◆ EXERCISE GOAL:
Images do not belong in the copy. Retype all the entries below exactly.

◆ Extracted data entries:
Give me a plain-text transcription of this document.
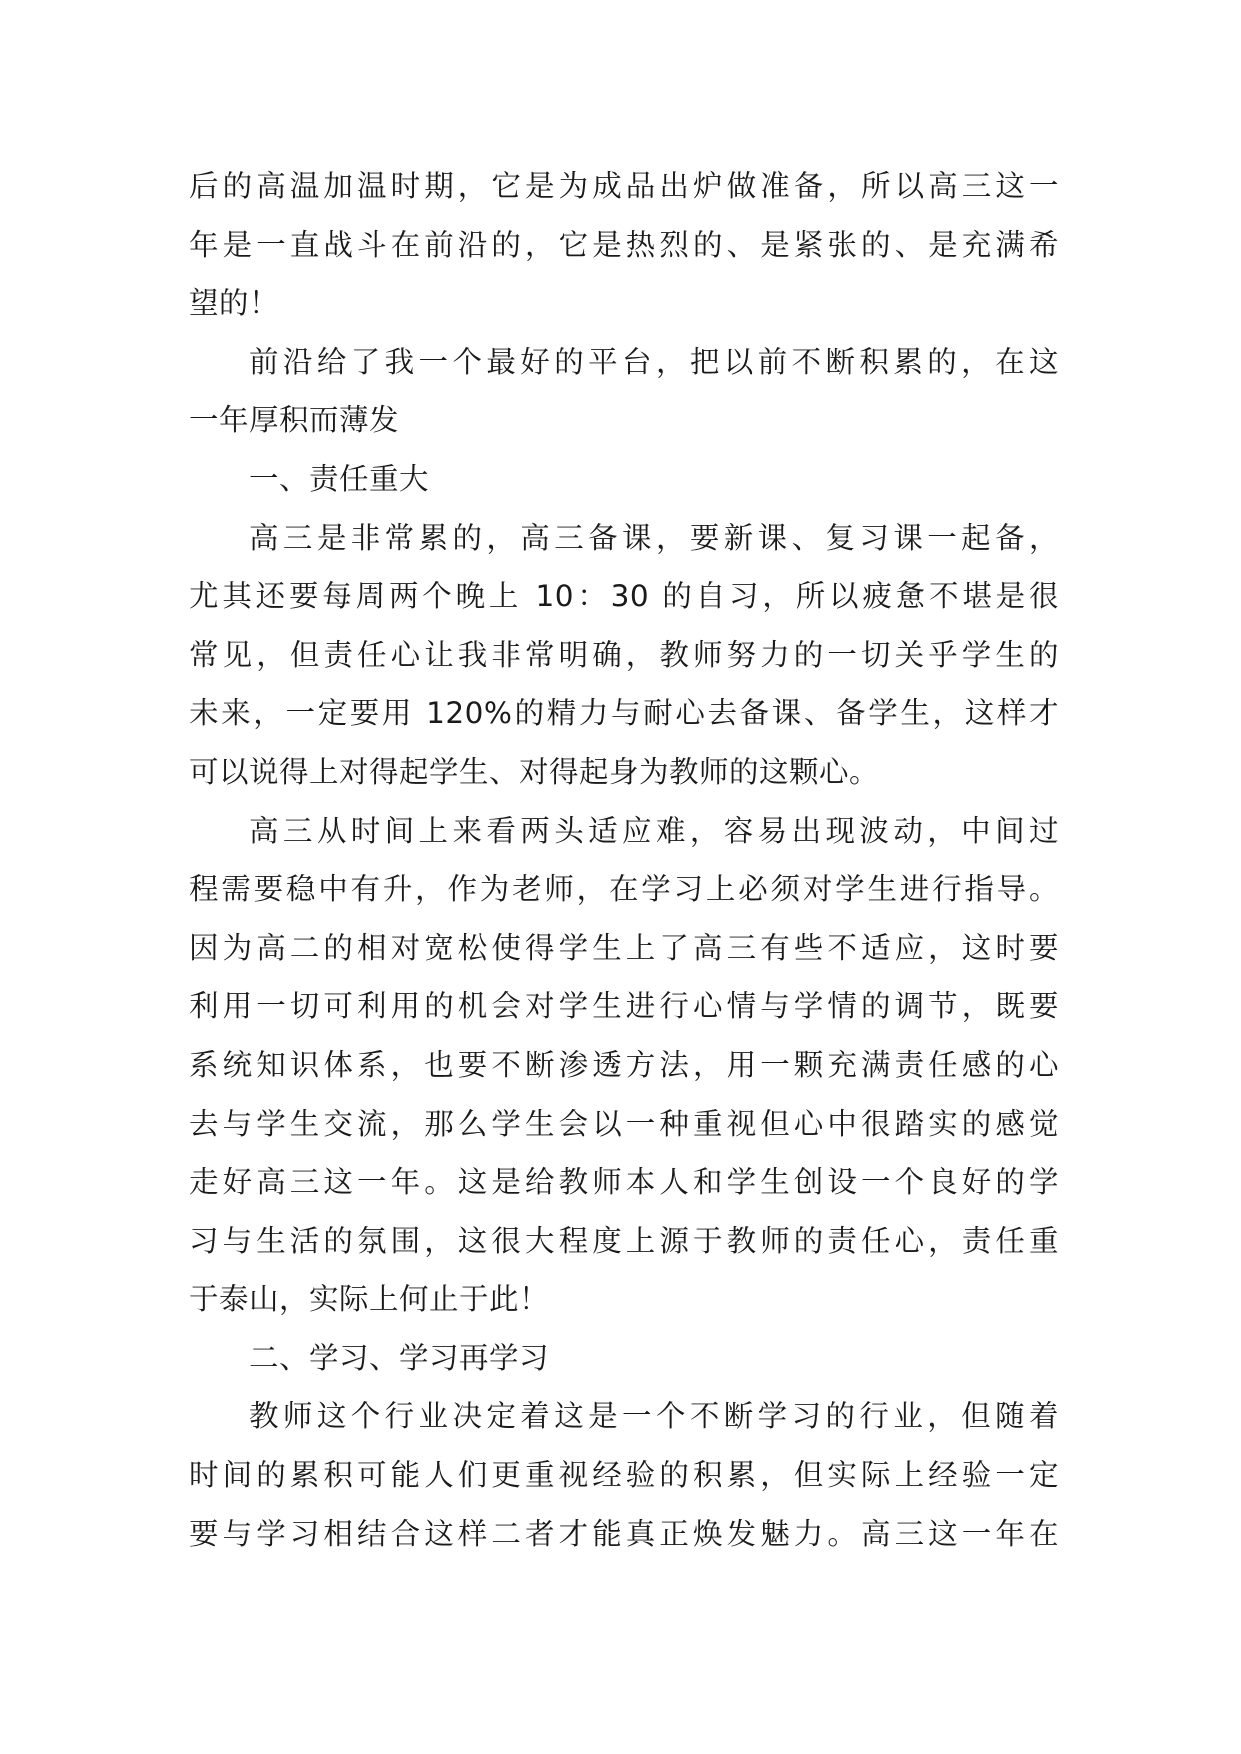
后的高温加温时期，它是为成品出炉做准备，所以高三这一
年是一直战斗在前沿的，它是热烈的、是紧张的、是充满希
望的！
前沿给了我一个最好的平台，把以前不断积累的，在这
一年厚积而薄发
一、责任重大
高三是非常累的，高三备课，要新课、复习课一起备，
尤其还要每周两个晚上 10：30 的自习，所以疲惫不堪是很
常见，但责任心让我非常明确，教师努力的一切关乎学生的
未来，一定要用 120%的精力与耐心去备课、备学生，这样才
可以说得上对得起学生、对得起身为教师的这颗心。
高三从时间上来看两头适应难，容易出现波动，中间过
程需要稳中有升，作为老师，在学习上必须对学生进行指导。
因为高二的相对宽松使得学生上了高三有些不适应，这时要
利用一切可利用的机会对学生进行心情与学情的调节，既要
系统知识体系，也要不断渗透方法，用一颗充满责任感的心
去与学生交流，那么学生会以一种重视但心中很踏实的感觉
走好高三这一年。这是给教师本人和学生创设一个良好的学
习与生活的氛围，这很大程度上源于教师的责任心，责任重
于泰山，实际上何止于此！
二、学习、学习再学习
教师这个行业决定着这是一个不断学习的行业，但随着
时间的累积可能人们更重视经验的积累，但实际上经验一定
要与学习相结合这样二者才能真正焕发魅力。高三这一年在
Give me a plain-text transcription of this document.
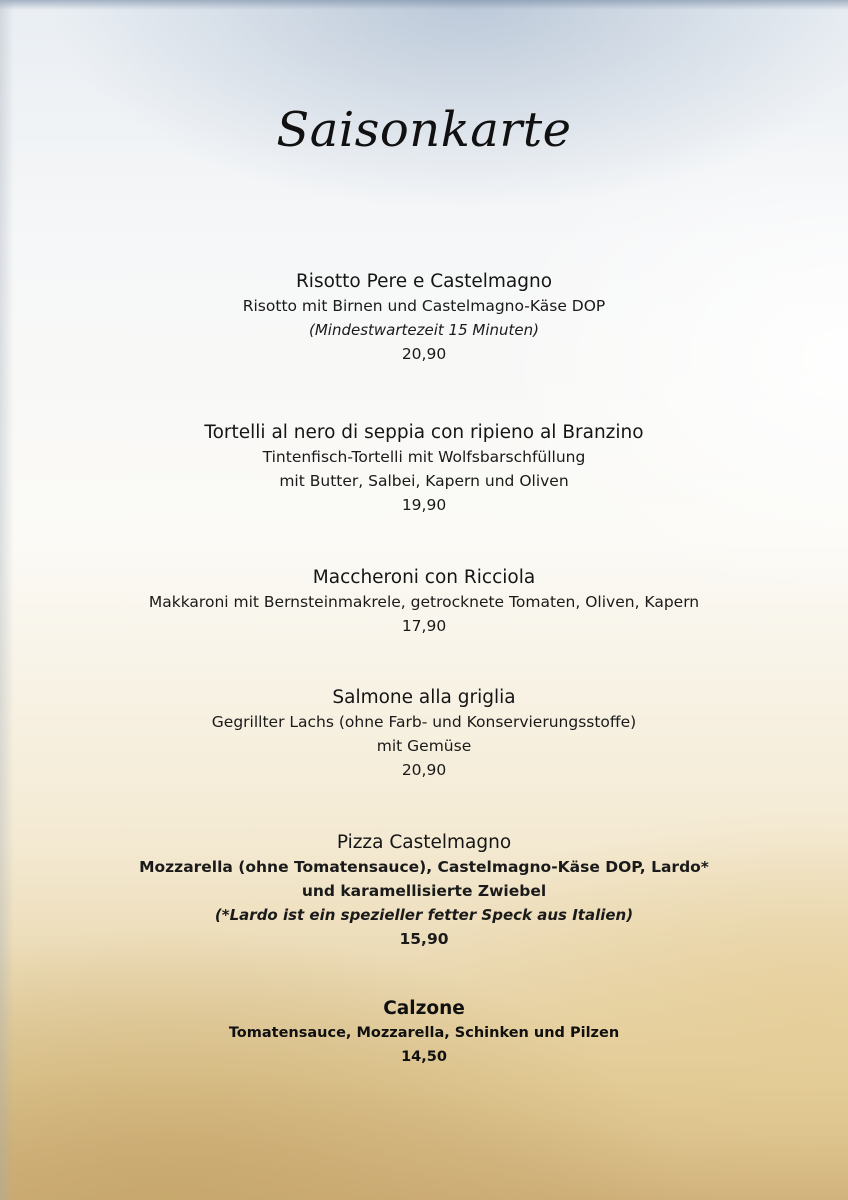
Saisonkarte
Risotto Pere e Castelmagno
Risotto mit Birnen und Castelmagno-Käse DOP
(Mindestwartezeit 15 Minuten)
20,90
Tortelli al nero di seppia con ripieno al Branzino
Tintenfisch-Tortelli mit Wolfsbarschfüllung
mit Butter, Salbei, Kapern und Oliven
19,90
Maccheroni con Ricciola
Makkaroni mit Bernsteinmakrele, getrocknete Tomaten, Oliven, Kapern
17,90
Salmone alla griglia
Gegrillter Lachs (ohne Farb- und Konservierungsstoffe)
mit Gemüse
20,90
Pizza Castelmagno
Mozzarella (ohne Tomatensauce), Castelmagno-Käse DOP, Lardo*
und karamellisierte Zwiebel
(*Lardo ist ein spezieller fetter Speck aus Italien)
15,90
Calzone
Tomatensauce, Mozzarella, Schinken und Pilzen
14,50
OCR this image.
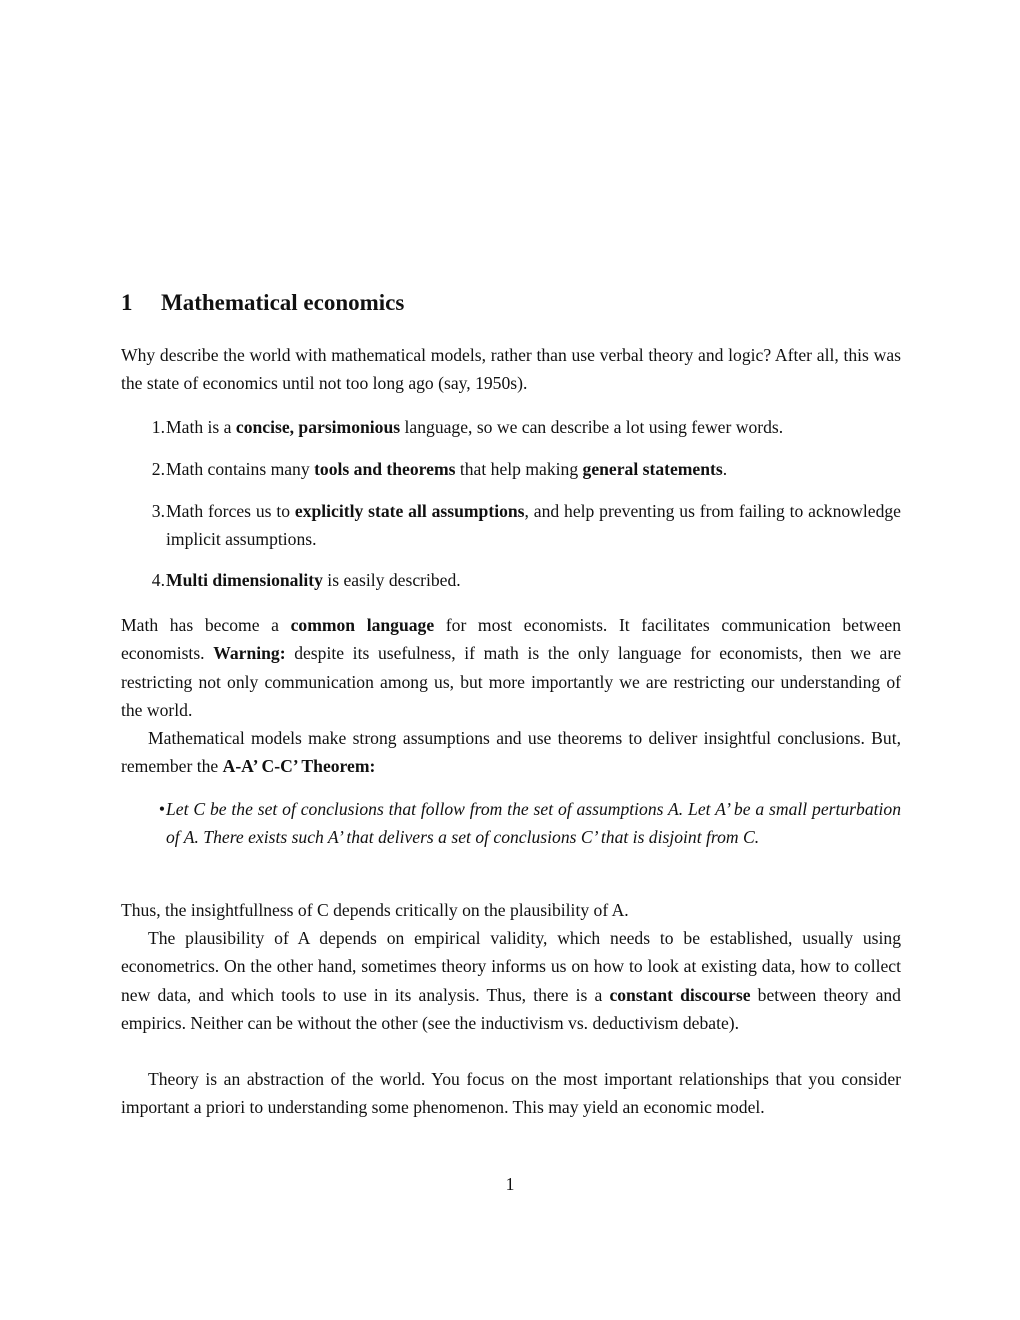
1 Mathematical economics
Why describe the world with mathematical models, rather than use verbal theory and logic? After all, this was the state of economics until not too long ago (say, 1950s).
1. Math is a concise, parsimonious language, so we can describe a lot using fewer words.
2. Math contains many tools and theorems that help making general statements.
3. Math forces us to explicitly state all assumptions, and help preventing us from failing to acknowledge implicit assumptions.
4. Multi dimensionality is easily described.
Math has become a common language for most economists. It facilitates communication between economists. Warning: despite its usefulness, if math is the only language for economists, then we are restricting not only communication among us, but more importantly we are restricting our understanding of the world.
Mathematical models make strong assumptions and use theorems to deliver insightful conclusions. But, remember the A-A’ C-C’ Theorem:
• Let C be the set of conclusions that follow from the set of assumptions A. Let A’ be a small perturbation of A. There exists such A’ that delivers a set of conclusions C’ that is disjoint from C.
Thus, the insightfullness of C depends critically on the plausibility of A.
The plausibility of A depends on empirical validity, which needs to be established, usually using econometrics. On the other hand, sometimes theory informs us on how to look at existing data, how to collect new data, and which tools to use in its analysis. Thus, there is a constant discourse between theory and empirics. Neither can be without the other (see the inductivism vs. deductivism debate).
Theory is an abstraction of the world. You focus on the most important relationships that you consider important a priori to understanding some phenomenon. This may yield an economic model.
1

◆ FINAL RESULT:
Give me a plain-text transcription of this document.
后的高温加温时期，它是为成品出炉做准备，所以高三这一
年是一直战斗在前沿的，它是热烈的、是紧张的、是充满希
望的！
前沿给了我一个最好的平台，把以前不断积累的，在这
一年厚积而薄发
一、责任重大
高三是非常累的，高三备课，要新课、复习课一起备，
尤其还要每周两个晚上 10：30 的自习，所以疲惫不堪是很
常见，但责任心让我非常明确，教师努力的一切关乎学生的
未来，一定要用 120%的精力与耐心去备课、备学生，这样才
可以说得上对得起学生、对得起身为教师的这颗心。
高三从时间上来看两头适应难，容易出现波动，中间过
程需要稳中有升，作为老师，在学习上必须对学生进行指导。
因为高二的相对宽松使得学生上了高三有些不适应，这时要
利用一切可利用的机会对学生进行心情与学情的调节，既要
系统知识体系，也要不断渗透方法，用一颗充满责任感的心
去与学生交流，那么学生会以一种重视但心中很踏实的感觉
走好高三这一年。这是给教师本人和学生创设一个良好的学
习与生活的氛围，这很大程度上源于教师的责任心，责任重
于泰山，实际上何止于此！
二、学习、学习再学习
教师这个行业决定着这是一个不断学习的行业，但随着
时间的累积可能人们更重视经验的积累，但实际上经验一定
要与学习相结合这样二者才能真正焕发魅力。高三这一年在
Give me a plain-text transcription of this document.
Saisonkarte
Risotto Pere e Castelmagno
Risotto mit Birnen und Castelmagno-Käse DOP
(Mindestwartezeit 15 Minuten)
20,90
Tortelli al nero di seppia con ripieno al Branzino
Tintenfisch-Tortelli mit Wolfsbarschfüllung
mit Butter, Salbei, Kapern und Oliven
19,90
Maccheroni con Ricciola
Makkaroni mit Bernsteinmakrele, getrocknete Tomaten, Oliven, Kapern
17,90
Salmone alla griglia
Gegrillter Lachs (ohne Farb- und Konservierungsstoffe)
mit Gemüse
20,90
Pizza Castelmagno
Mozzarella (ohne Tomatensauce), Castelmagno-Käse DOP, Lardo*
und karamellisierte Zwiebel
(*Lardo ist ein spezieller fetter Speck aus Italien)
15,90
Calzone
Tomatensauce, Mozzarella, Schinken und Pilzen
14,50
OCR this image.
1 Mathematical economics
Why describe the world with mathematical models, rather than use verbal theory and logic? After all, this was the state of economics until not too long ago (say, 1950s).
1. Math is a concise, parsimonious language, so we can describe a lot using fewer words.
2. Math contains many tools and theorems that help making general statements.
3. Math forces us to explicitly state all assumptions, and help preventing us from failing to acknowledge implicit assumptions.
4. Multi dimensionality is easily described.
Math has become a common language for most economists. It facilitates communication between economists. Warning: despite its usefulness, if math is the only language for economists, then we are restricting not only communication among us, but more importantly we are restricting our understanding of the world.
Mathematical models make strong assumptions and use theorems to deliver insightful conclusions. But, remember the A-A’ C-C’ Theorem:
• Let C be the set of conclusions that follow from the set of assumptions A. Let A’ be a small perturbation of A. There exists such A’ that delivers a set of conclusions C’ that is disjoint from C.
Thus, the insightfullness of C depends critically on the plausibility of A.
The plausibility of A depends on empirical validity, which needs to be established, usually using econometrics. On the other hand, sometimes theory informs us on how to look at existing data, how to collect new data, and which tools to use in its analysis. Thus, there is a constant discourse between theory and empirics. Neither can be without the other (see the inductivism vs. deductivism debate).
Theory is an abstraction of the world. You focus on the most important relationships that you consider important a priori to understanding some phenomenon. This may yield an economic model.
1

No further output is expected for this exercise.